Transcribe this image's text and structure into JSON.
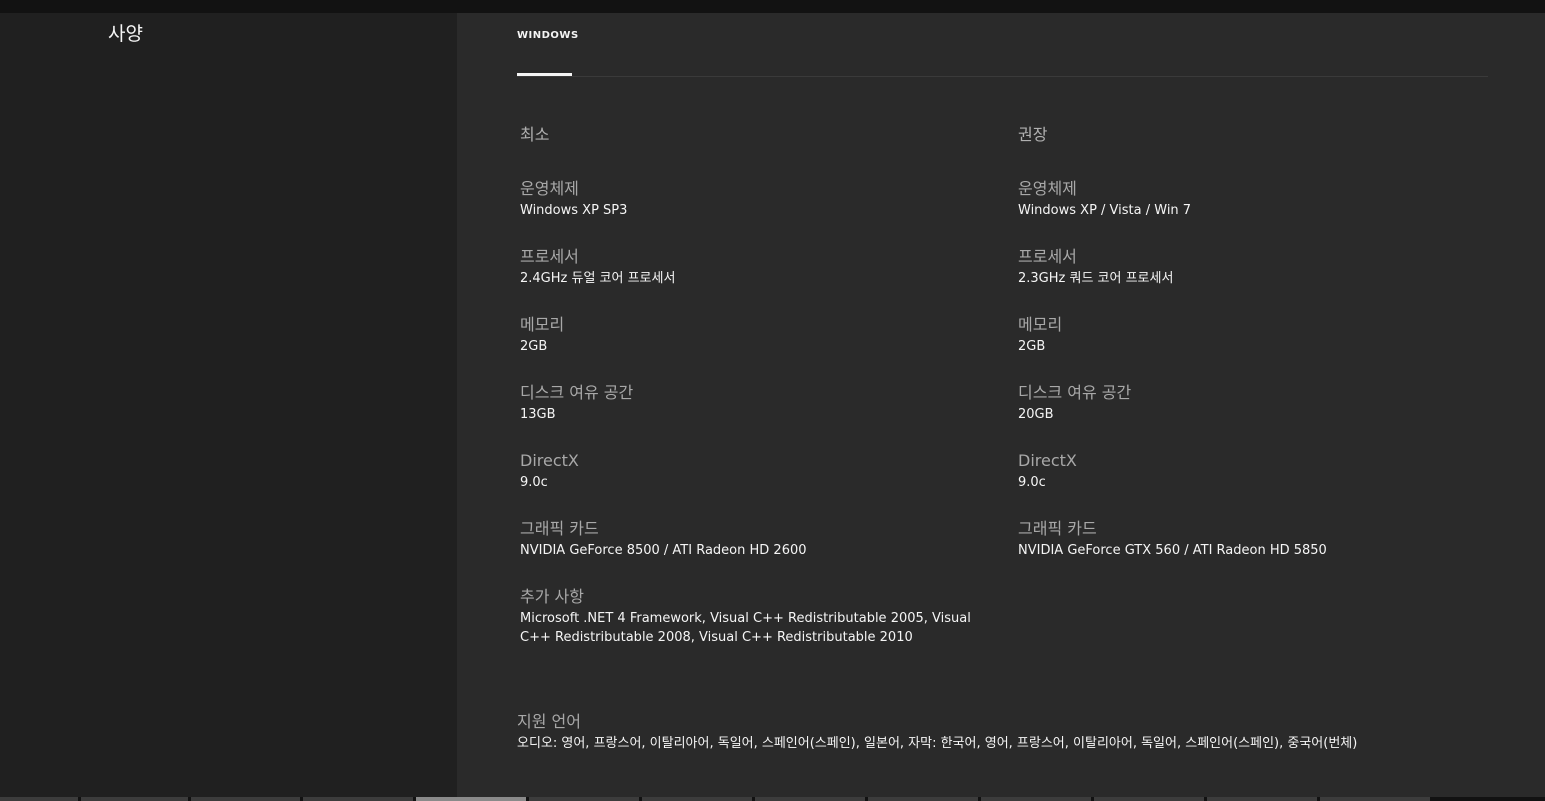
{
  "section": {
    "title": "사양"
  },
  "tabs": [
    {
      "label": "WINDOWS"
    }
  ],
  "minimum": {
    "heading": "최소",
    "specs": [
      {
        "label": "운영체제",
        "value": "Windows XP SP3"
      },
      {
        "label": "프로세서",
        "value": "2.4GHz 듀얼 코어 프로세서"
      },
      {
        "label": "메모리",
        "value": "2GB"
      },
      {
        "label": "디스크 여유 공간",
        "value": "13GB"
      },
      {
        "label": "DirectX",
        "value": "9.0c"
      },
      {
        "label": "그래픽 카드",
        "value": "NVIDIA GeForce 8500 / ATI Radeon HD 2600"
      },
      {
        "label": "추가 사항",
        "value": "Microsoft .NET 4 Framework, Visual C++ Redistributable 2005, Visual C++ Redistributable 2008, Visual C++ Redistributable 2010"
      }
    ]
  },
  "recommended": {
    "heading": "권장",
    "specs": [
      {
        "label": "운영체제",
        "value": "Windows XP / Vista / Win 7"
      },
      {
        "label": "프로세서",
        "value": "2.3GHz 쿼드 코어 프로세서"
      },
      {
        "label": "메모리",
        "value": "2GB"
      },
      {
        "label": "디스크 여유 공간",
        "value": "20GB"
      },
      {
        "label": "DirectX",
        "value": "9.0c"
      },
      {
        "label": "그래픽 카드",
        "value": "NVIDIA GeForce GTX 560 / ATI Radeon HD 5850"
      }
    ]
  },
  "languages": {
    "label": "지원 언어",
    "value": "오디오: 영어, 프랑스어, 이탈리아어, 독일어, 스페인어(스페인), 일본어, 자막: 한국어, 영어, 프랑스어, 이탈리아어, 독일어, 스페인어(스페인), 중국어(번체)"
  }
}
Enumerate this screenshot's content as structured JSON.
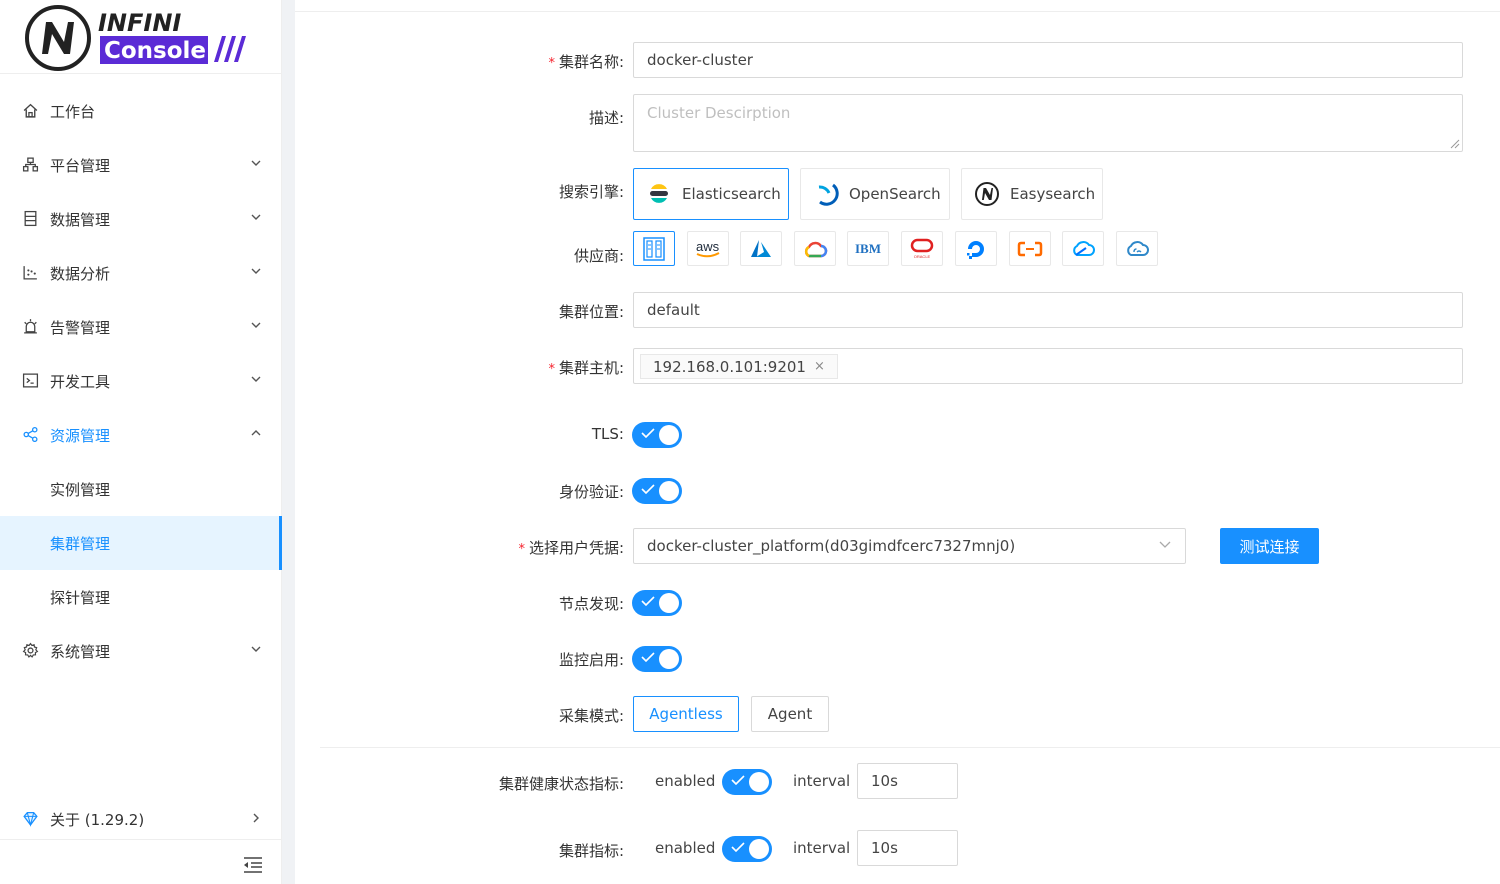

____________________

- **TASK DESCRIPTION**:
Which lines contain "프로세서"? Copy each of them out.

- **OUTPUT OF THE EXERCISE**:
        "label": "프로세서",
        "value": "2.4GHz 듀얼 코어 프로세서"
        "label": "프로세서",
        "value": "2.3GHz 쿼드 코어 프로세서"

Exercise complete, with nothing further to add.